Data tied to figure images:
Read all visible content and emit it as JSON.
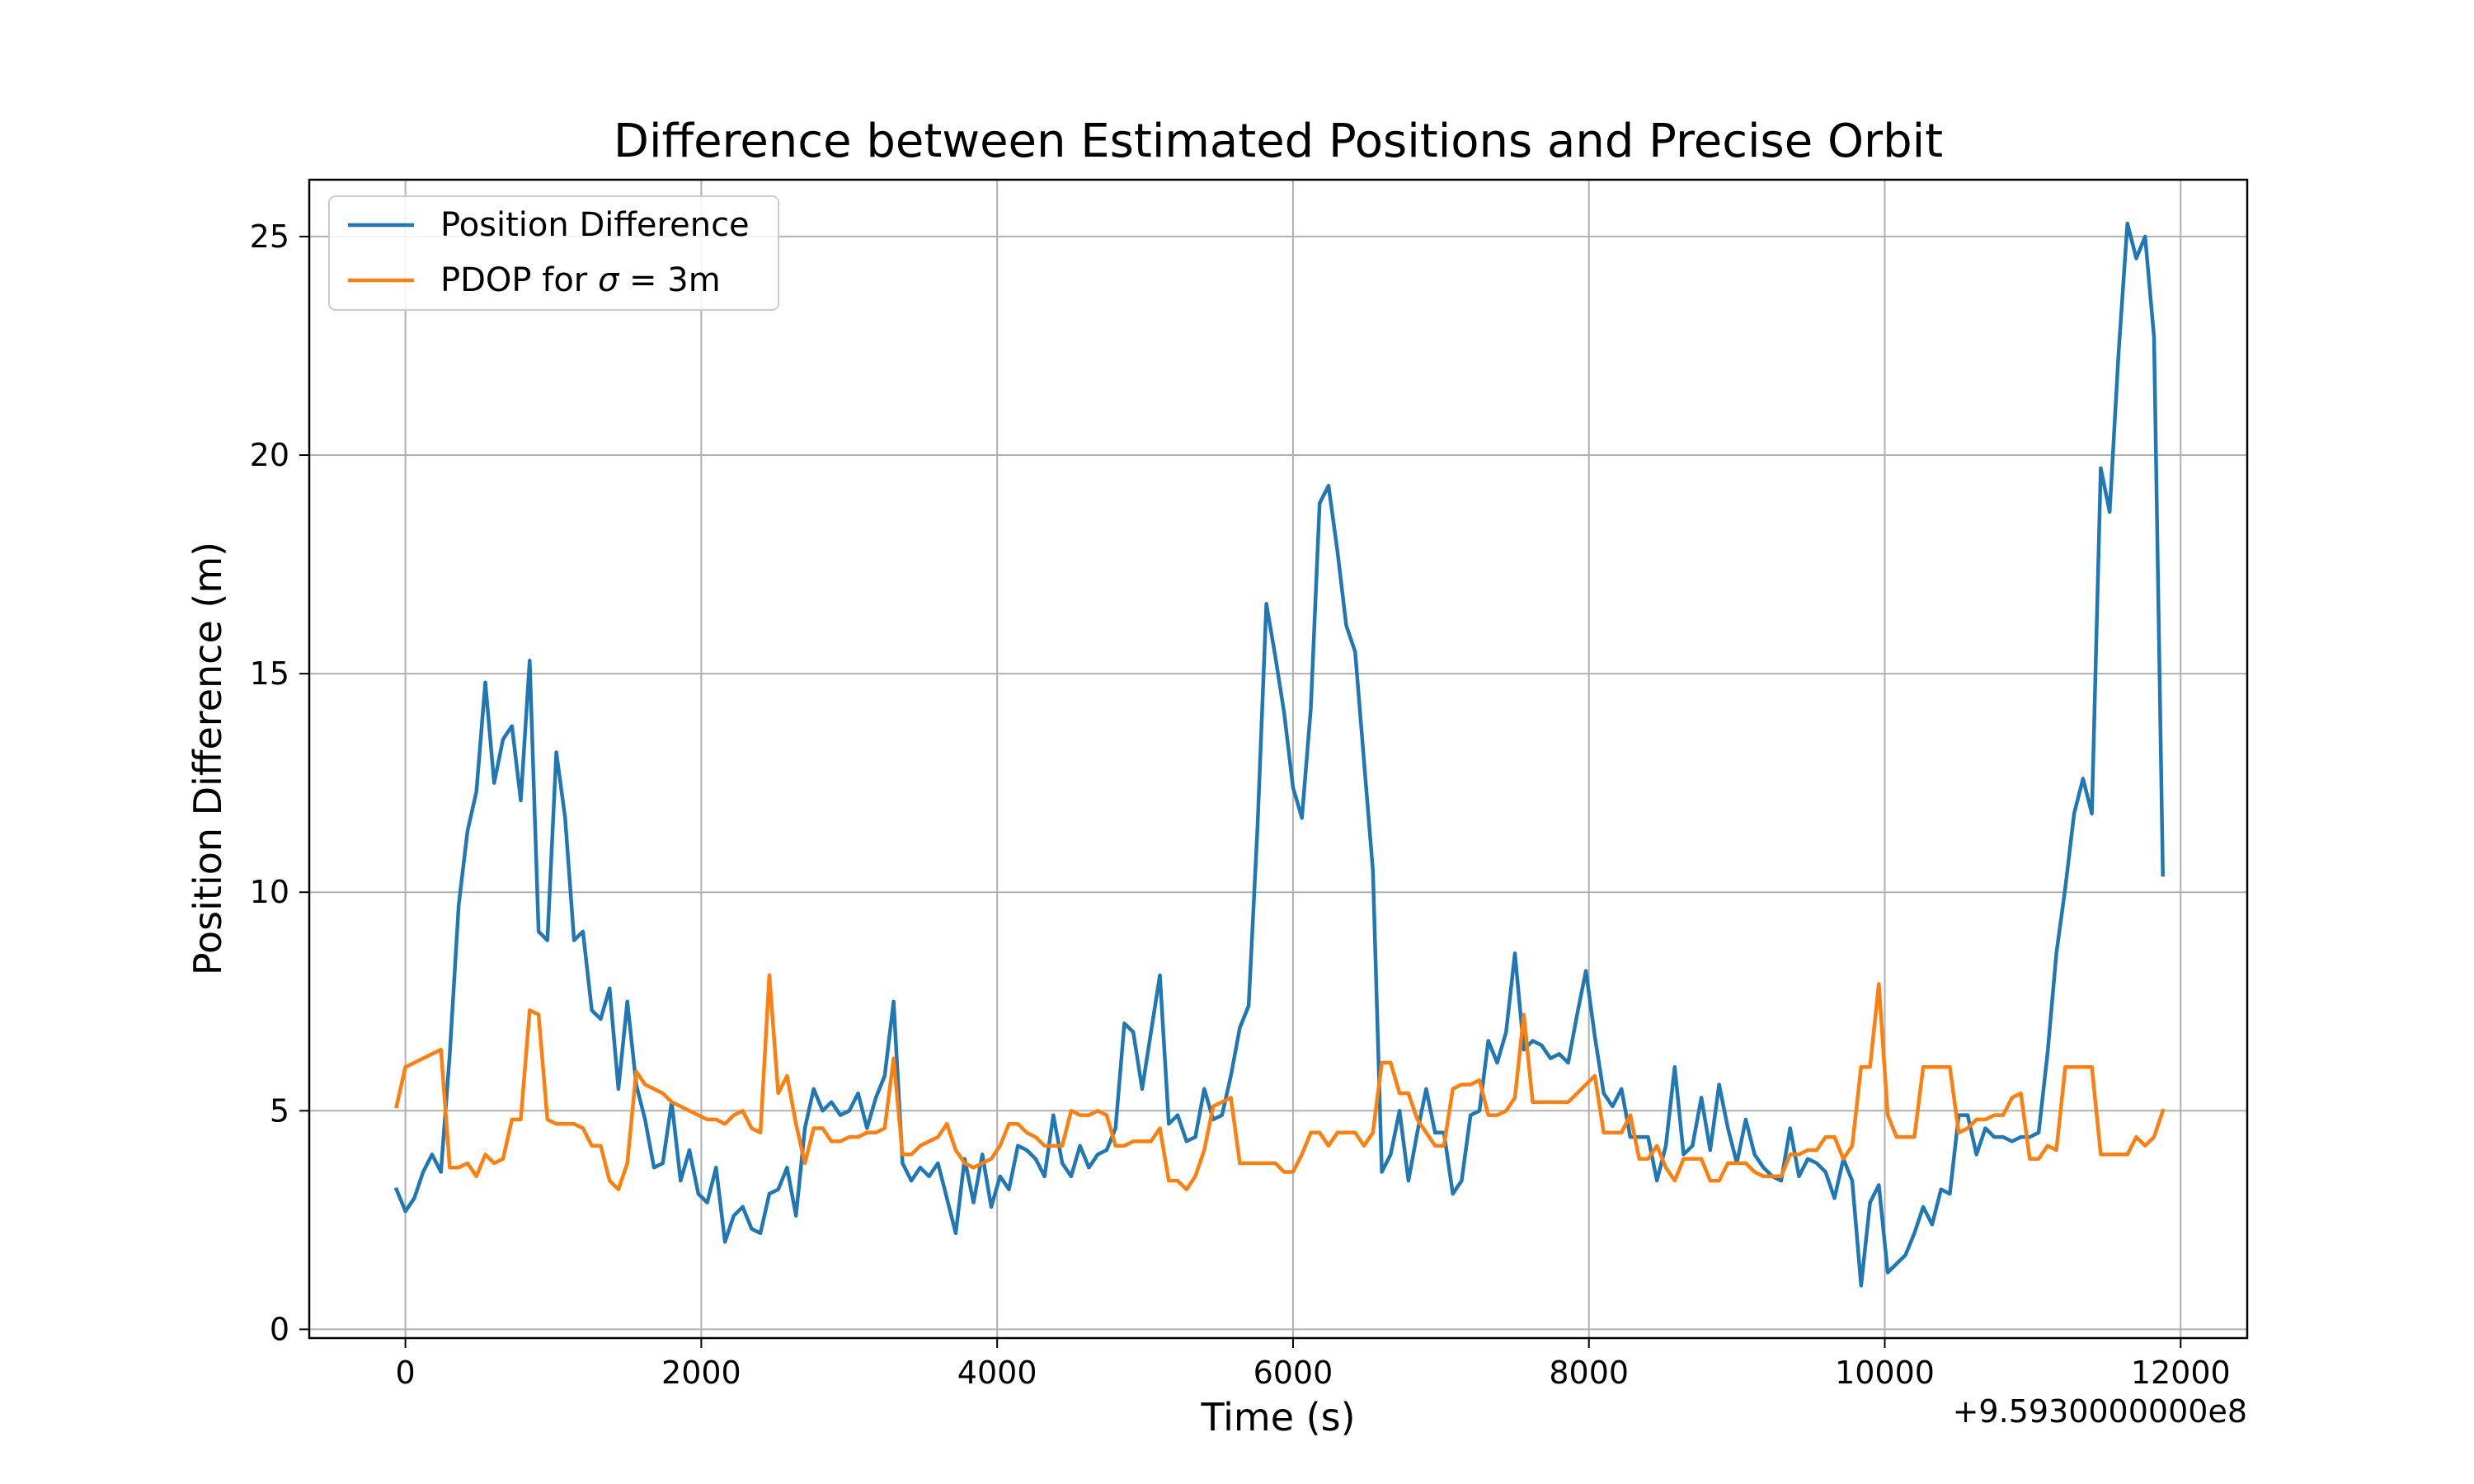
{
  "chart_data": {
    "type": "line",
    "title": "Difference between Estimated Positions and Precise Orbit",
    "xlabel": "Time (s)",
    "ylabel": "Position Difference (m)",
    "x_offset_label": "+9.5930000000e8",
    "xlim": [
      -650,
      12450
    ],
    "ylim": [
      -0.2,
      26.3
    ],
    "xticks": [
      0,
      2000,
      4000,
      6000,
      8000,
      10000,
      12000
    ],
    "xtick_labels": [
      "0",
      "2000",
      "4000",
      "6000",
      "8000",
      "10000",
      "12000"
    ],
    "yticks": [
      0,
      5,
      10,
      15,
      20,
      25
    ],
    "ytick_labels": [
      "0",
      "5",
      "10",
      "15",
      "20",
      "25"
    ],
    "grid": true,
    "legend_position": "top-left",
    "series": [
      {
        "name": "Position Difference",
        "legend_label": "Position Difference",
        "color": "#1f77b4",
        "x": [
          -60,
          0,
          60,
          120,
          180,
          240,
          300,
          360,
          420,
          480,
          540,
          600,
          660,
          720,
          780,
          840,
          900,
          960,
          1020,
          1080,
          1140,
          1200,
          1260,
          1320,
          1380,
          1440,
          1500,
          1560,
          1620,
          1680,
          1740,
          1800,
          1860,
          1920,
          1980,
          2040,
          2100,
          2160,
          2220,
          2280,
          2340,
          2400,
          2460,
          2520,
          2580,
          2640,
          2700,
          2760,
          2820,
          2880,
          2940,
          3000,
          3060,
          3120,
          3180,
          3240,
          3300,
          3360,
          3420,
          3480,
          3540,
          3600,
          3660,
          3720,
          3780,
          3840,
          3900,
          3960,
          4020,
          4080,
          4140,
          4200,
          4260,
          4320,
          4380,
          4440,
          4500,
          4560,
          4620,
          4680,
          4740,
          4800,
          4860,
          4920,
          4980,
          5040,
          5100,
          5160,
          5220,
          5280,
          5340,
          5400,
          5460,
          5520,
          5580,
          5640,
          5700,
          5760,
          5820,
          5880,
          5940,
          6000,
          6060,
          6120,
          6180,
          6240,
          6300,
          6360,
          6420,
          6480,
          6540,
          6600,
          6660,
          6720,
          6780,
          6840,
          6900,
          6960,
          7020,
          7080,
          7140,
          7200,
          7260,
          7320,
          7380,
          7440,
          7500,
          7560,
          7620,
          7680,
          7740,
          7800,
          7860,
          7920,
          7980,
          8040,
          8100,
          8160,
          8220,
          8280,
          8340,
          8400,
          8460,
          8520,
          8580,
          8640,
          8700,
          8760,
          8820,
          8880,
          8940,
          9000,
          9060,
          9120,
          9180,
          9240,
          9300,
          9360,
          9420,
          9480,
          9540,
          9600,
          9660,
          9720,
          9780,
          9840,
          9900,
          9960,
          10020,
          10080,
          10140,
          10200,
          10260,
          10320,
          10380,
          10440,
          10500,
          10560,
          10620,
          10680,
          10740,
          10800,
          10860,
          10920,
          10980,
          11040,
          11100,
          11160,
          11220,
          11280,
          11340,
          11400,
          11460,
          11520,
          11580,
          11640,
          11700,
          11760,
          11820,
          11880
        ],
        "y": [
          3.2,
          2.7,
          3.0,
          3.6,
          4.0,
          3.6,
          6.3,
          9.7,
          11.4,
          12.3,
          14.8,
          12.5,
          13.5,
          13.8,
          12.1,
          15.3,
          9.1,
          8.9,
          13.2,
          11.7,
          8.9,
          9.1,
          7.3,
          7.1,
          7.8,
          5.5,
          7.5,
          5.6,
          4.8,
          3.7,
          3.8,
          5.2,
          3.4,
          4.1,
          3.1,
          2.9,
          3.7,
          2.0,
          2.6,
          2.8,
          2.3,
          2.2,
          3.1,
          3.2,
          3.7,
          2.6,
          4.6,
          5.5,
          5.0,
          5.2,
          4.9,
          5.0,
          5.4,
          4.6,
          5.3,
          5.8,
          7.5,
          3.8,
          3.4,
          3.7,
          3.5,
          3.8,
          3.0,
          2.2,
          3.9,
          2.9,
          4.0,
          2.8,
          3.5,
          3.2,
          4.2,
          4.1,
          3.9,
          3.5,
          4.9,
          3.8,
          3.5,
          4.2,
          3.7,
          4.0,
          4.1,
          4.6,
          7.0,
          6.8,
          5.5,
          6.8,
          8.1,
          4.7,
          4.9,
          4.3,
          4.4,
          5.5,
          4.8,
          4.9,
          5.8,
          6.9,
          7.4,
          11.5,
          16.6,
          15.4,
          14.1,
          12.4,
          11.7,
          14.2,
          18.9,
          19.3,
          17.8,
          16.1,
          15.5,
          13.0,
          10.5,
          3.6,
          4.0,
          5.0,
          3.4,
          4.5,
          5.5,
          4.5,
          4.5,
          3.1,
          3.4,
          4.9,
          5.0,
          6.6,
          6.1,
          6.8,
          8.6,
          6.4,
          6.6,
          6.5,
          6.2,
          6.3,
          6.1,
          7.2,
          8.2,
          6.7,
          5.4,
          5.1,
          5.5,
          4.4,
          4.4,
          4.4,
          3.4,
          4.2,
          6.0,
          4.0,
          4.2,
          5.3,
          4.1,
          5.6,
          4.6,
          3.8,
          4.8,
          4.0,
          3.7,
          3.5,
          3.4,
          4.6,
          3.5,
          3.9,
          3.8,
          3.6,
          3.0,
          3.9,
          3.4,
          1.0,
          2.9,
          3.3,
          1.3,
          1.5,
          1.7,
          2.2,
          2.8,
          2.4,
          3.2,
          3.1,
          4.9,
          4.9,
          4.0,
          4.6,
          4.4,
          4.4,
          4.3,
          4.4,
          4.4,
          4.5,
          6.3,
          8.6,
          10.1,
          11.8,
          12.6,
          11.8,
          19.7,
          18.7,
          22.3,
          25.3,
          24.5,
          25.0,
          22.7,
          10.4
        ]
      },
      {
        "name": "PDOP for σ = 3m",
        "legend_label_pre": "PDOP for ",
        "legend_label_sym": "σ",
        "legend_label_post": " = 3m",
        "color": "#ff7f0e",
        "x": [
          -60,
          0,
          60,
          120,
          180,
          240,
          300,
          360,
          420,
          480,
          540,
          600,
          660,
          720,
          780,
          840,
          900,
          960,
          1020,
          1080,
          1140,
          1200,
          1260,
          1320,
          1380,
          1440,
          1500,
          1560,
          1620,
          1680,
          1740,
          1800,
          1860,
          1920,
          1980,
          2040,
          2100,
          2160,
          2220,
          2280,
          2340,
          2400,
          2460,
          2520,
          2580,
          2640,
          2700,
          2760,
          2820,
          2880,
          2940,
          3000,
          3060,
          3120,
          3180,
          3240,
          3300,
          3360,
          3420,
          3480,
          3540,
          3600,
          3660,
          3720,
          3780,
          3840,
          3900,
          3960,
          4020,
          4080,
          4140,
          4200,
          4260,
          4320,
          4380,
          4440,
          4500,
          4560,
          4620,
          4680,
          4740,
          4800,
          4860,
          4920,
          4980,
          5040,
          5100,
          5160,
          5220,
          5280,
          5340,
          5400,
          5460,
          5520,
          5580,
          5640,
          5700,
          5760,
          5820,
          5880,
          5940,
          6000,
          6060,
          6120,
          6180,
          6240,
          6300,
          6360,
          6420,
          6480,
          6540,
          6600,
          6660,
          6720,
          6780,
          6840,
          6900,
          6960,
          7020,
          7080,
          7140,
          7200,
          7260,
          7320,
          7380,
          7440,
          7500,
          7560,
          7620,
          7680,
          7740,
          7800,
          7860,
          7920,
          7980,
          8040,
          8100,
          8160,
          8220,
          8280,
          8340,
          8400,
          8460,
          8520,
          8580,
          8640,
          8700,
          8760,
          8820,
          8880,
          8940,
          9000,
          9060,
          9120,
          9180,
          9240,
          9300,
          9360,
          9420,
          9480,
          9540,
          9600,
          9660,
          9720,
          9780,
          9840,
          9900,
          9960,
          10020,
          10080,
          10140,
          10200,
          10260,
          10320,
          10380,
          10440,
          10500,
          10560,
          10620,
          10680,
          10740,
          10800,
          10860,
          10920,
          10980,
          11040,
          11100,
          11160,
          11220,
          11280,
          11340,
          11400,
          11460,
          11520,
          11580,
          11640,
          11700,
          11760,
          11820,
          11880
        ],
        "y": [
          5.1,
          6.0,
          6.1,
          6.2,
          6.3,
          6.4,
          3.7,
          3.7,
          3.8,
          3.5,
          4.0,
          3.8,
          3.9,
          4.8,
          4.8,
          7.3,
          7.2,
          4.8,
          4.7,
          4.7,
          4.7,
          4.6,
          4.2,
          4.2,
          3.4,
          3.2,
          3.8,
          5.9,
          5.6,
          5.5,
          5.4,
          5.2,
          5.1,
          5.0,
          4.9,
          4.8,
          4.8,
          4.7,
          4.9,
          5.0,
          4.6,
          4.5,
          8.1,
          5.4,
          5.8,
          4.7,
          3.8,
          4.6,
          4.6,
          4.3,
          4.3,
          4.4,
          4.4,
          4.5,
          4.5,
          4.6,
          6.2,
          4.0,
          4.0,
          4.2,
          4.3,
          4.4,
          4.7,
          4.1,
          3.8,
          3.7,
          3.8,
          3.9,
          4.2,
          4.7,
          4.7,
          4.5,
          4.4,
          4.2,
          4.2,
          4.2,
          5.0,
          4.9,
          4.9,
          5.0,
          4.9,
          4.2,
          4.2,
          4.3,
          4.3,
          4.3,
          4.6,
          3.4,
          3.4,
          3.2,
          3.5,
          4.1,
          5.1,
          5.2,
          5.3,
          3.8,
          3.8,
          3.8,
          3.8,
          3.8,
          3.6,
          3.6,
          4.0,
          4.5,
          4.5,
          4.2,
          4.5,
          4.5,
          4.5,
          4.2,
          4.5,
          6.1,
          6.1,
          5.4,
          5.4,
          4.8,
          4.5,
          4.2,
          4.2,
          5.5,
          5.6,
          5.6,
          5.7,
          4.9,
          4.9,
          5.0,
          5.3,
          7.2,
          5.2,
          5.2,
          5.2,
          5.2,
          5.2,
          5.4,
          5.6,
          5.8,
          4.5,
          4.5,
          4.5,
          4.9,
          3.9,
          3.9,
          4.2,
          3.7,
          3.4,
          3.9,
          3.9,
          3.9,
          3.4,
          3.4,
          3.8,
          3.8,
          3.8,
          3.6,
          3.5,
          3.5,
          3.5,
          4.0,
          4.0,
          4.1,
          4.1,
          4.4,
          4.4,
          3.9,
          4.2,
          6.0,
          6.0,
          7.9,
          4.9,
          4.4,
          4.4,
          4.4,
          6.0,
          6.0,
          6.0,
          6.0,
          4.5,
          4.6,
          4.8,
          4.8,
          4.9,
          4.9,
          5.3,
          5.4,
          3.9,
          3.9,
          4.2,
          4.1,
          6.0,
          6.0,
          6.0,
          6.0,
          4.0,
          4.0,
          4.0,
          4.0,
          4.4,
          4.2,
          4.4,
          5.0
        ]
      }
    ]
  }
}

PROBLEM:
Identify each line in the records above that contains the word "PDOP", and copy it out in full.

EXERCISE ANSWER:
        "name": "PDOP for σ = 3m",
        "legend_label_pre": "PDOP for ",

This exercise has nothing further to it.